AIM — Produce the listing below again, exactly as shown.

EXTRACTED RECORDS —
• • •

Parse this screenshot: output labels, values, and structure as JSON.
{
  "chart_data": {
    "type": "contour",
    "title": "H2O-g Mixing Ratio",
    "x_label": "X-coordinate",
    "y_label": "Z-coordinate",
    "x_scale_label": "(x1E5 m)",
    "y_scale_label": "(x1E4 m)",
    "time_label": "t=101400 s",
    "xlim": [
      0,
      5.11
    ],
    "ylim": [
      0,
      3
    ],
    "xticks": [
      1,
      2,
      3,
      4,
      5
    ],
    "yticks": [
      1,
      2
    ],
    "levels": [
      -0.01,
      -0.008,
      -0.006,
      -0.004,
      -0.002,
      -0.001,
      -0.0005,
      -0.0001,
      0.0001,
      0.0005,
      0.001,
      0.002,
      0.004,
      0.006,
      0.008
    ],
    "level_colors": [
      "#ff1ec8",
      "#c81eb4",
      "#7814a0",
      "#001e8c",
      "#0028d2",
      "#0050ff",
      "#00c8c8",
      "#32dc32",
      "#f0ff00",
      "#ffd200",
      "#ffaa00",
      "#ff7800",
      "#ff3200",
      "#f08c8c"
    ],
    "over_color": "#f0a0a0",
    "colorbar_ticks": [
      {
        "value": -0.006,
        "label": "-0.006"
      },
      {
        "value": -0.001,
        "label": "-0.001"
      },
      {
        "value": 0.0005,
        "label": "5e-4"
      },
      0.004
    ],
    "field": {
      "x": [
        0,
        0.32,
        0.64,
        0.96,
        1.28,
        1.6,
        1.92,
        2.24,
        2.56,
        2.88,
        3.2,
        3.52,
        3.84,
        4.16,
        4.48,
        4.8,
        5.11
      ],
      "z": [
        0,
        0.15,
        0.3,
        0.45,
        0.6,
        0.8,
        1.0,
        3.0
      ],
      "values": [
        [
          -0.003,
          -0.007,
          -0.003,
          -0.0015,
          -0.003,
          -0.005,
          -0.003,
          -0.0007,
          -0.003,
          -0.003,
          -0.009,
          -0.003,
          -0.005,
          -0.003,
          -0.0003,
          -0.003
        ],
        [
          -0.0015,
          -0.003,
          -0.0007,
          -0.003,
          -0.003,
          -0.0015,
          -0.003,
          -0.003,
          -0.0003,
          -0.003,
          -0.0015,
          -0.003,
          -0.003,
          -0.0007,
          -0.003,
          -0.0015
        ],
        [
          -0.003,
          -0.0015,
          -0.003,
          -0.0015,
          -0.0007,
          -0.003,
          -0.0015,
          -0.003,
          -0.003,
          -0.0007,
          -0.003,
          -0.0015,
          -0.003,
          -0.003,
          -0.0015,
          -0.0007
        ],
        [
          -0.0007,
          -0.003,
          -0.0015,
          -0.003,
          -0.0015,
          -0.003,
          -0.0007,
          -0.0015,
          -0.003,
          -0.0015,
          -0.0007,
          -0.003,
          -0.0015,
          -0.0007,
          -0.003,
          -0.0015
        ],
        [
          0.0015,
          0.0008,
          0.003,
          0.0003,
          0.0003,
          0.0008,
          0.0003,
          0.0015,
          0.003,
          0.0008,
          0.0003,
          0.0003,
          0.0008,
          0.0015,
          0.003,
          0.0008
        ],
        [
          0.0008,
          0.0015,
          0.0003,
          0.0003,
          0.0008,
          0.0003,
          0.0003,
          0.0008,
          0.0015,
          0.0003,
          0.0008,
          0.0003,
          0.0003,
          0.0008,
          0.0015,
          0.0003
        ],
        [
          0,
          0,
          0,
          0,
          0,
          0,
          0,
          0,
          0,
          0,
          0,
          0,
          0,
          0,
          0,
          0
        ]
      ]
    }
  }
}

• • •

RESPONSE TO THE EXERCISE —
Parse this screenshot: output labels, values, and structure as JSON.
{
  "chart_data": {
    "type": "contour",
    "title": "H2O-g Mixing Ratio",
    "x_label": "X-coordinate",
    "y_label": "Z-coordinate",
    "x_scale_label": "(x1E5 m)",
    "y_scale_label": "(x1E4 m)",
    "time_label": "t=101400 s",
    "xlim": [
      0,
      5.11
    ],
    "ylim": [
      0,
      3
    ],
    "xticks": [
      1,
      2,
      3,
      4,
      5
    ],
    "yticks": [
      1,
      2
    ],
    "levels": [
      -0.01,
      -0.008,
      -0.006,
      -0.004,
      -0.002,
      -0.001,
      -0.0005,
      -0.0001,
      0.0001,
      0.0005,
      0.001,
      0.002,
      0.004,
      0.006,
      0.008
    ],
    "level_colors": [
      "#ff1ec8",
      "#c81eb4",
      "#7814a0",
      "#001e8c",
      "#0028d2",
      "#0050ff",
      "#00c8c8",
      "#32dc32",
      "#f0ff00",
      "#ffd200",
      "#ffaa00",
      "#ff7800",
      "#ff3200",
      "#f08c8c"
    ],
    "over_color": "#f0a0a0",
    "colorbar_ticks": [
      {
        "value": -0.006,
        "label": "-0.006"
      },
      {
        "value": -0.001,
        "label": "-0.001"
      },
      {
        "value": 0.0005,
        "label": "5e-4"
      },
      0.004
    ],
    "field": {
      "x": [
        0,
        0.32,
        0.64,
        0.96,
        1.28,
        1.6,
        1.92,
        2.24,
        2.56,
        2.88,
        3.2,
        3.52,
        3.84,
        4.16,
        4.48,
        4.8,
        5.11
      ],
      "z": [
        0,
        0.15,
        0.3,
        0.45,
        0.6,
        0.8,
        1.0,
        3.0
      ],
      "values": [
        [
          -0.003,
          -0.007,
          -0.003,
          -0.0015,
          -0.003,
          -0.005,
          -0.003,
          -0.0007,
          -0.003,
          -0.003,
          -0.009,
          -0.003,
          -0.005,
          -0.003,
          -0.0003,
          -0.003
        ],
        [
          -0.0015,
          -0.003,
          -0.0007,
          -0.003,
          -0.003,
          -0.0015,
          -0.003,
          -0.003,
          -0.0003,
          -0.003,
          -0.0015,
          -0.003,
          -0.003,
          -0.0007,
          -0.003,
          -0.0015
        ],
        [
          -0.003,
          -0.0015,
          -0.003,
          -0.0015,
          -0.0007,
          -0.003,
          -0.0015,
          -0.003,
          -0.003,
          -0.0007,
          -0.003,
          -0.0015,
          -0.003,
          -0.003,
          -0.0015,
          -0.0007
        ],
        [
          -0.0007,
          -0.003,
          -0.0015,
          -0.003,
          -0.0015,
          -0.003,
          -0.0007,
          -0.0015,
          -0.003,
          -0.0015,
          -0.0007,
          -0.003,
          -0.0015,
          -0.0007,
          -0.003,
          -0.0015
        ],
        [
          0.0015,
          0.0008,
          0.003,
          0.0003,
          0.0003,
          0.0008,
          0.0003,
          0.0015,
          0.003,
          0.0008,
          0.0003,
          0.0003,
          0.0008,
          0.0015,
          0.003,
          0.0008
        ],
        [
          0.0008,
          0.0015,
          0.0003,
          0.0003,
          0.0008,
          0.0003,
          0.0003,
          0.0008,
          0.0015,
          0.0003,
          0.0008,
          0.0003,
          0.0003,
          0.0008,
          0.0015,
          0.0003
        ],
        [
          0,
          0,
          0,
          0,
          0,
          0,
          0,
          0,
          0,
          0,
          0,
          0,
          0,
          0,
          0,
          0
        ]
      ]
    }
  }
}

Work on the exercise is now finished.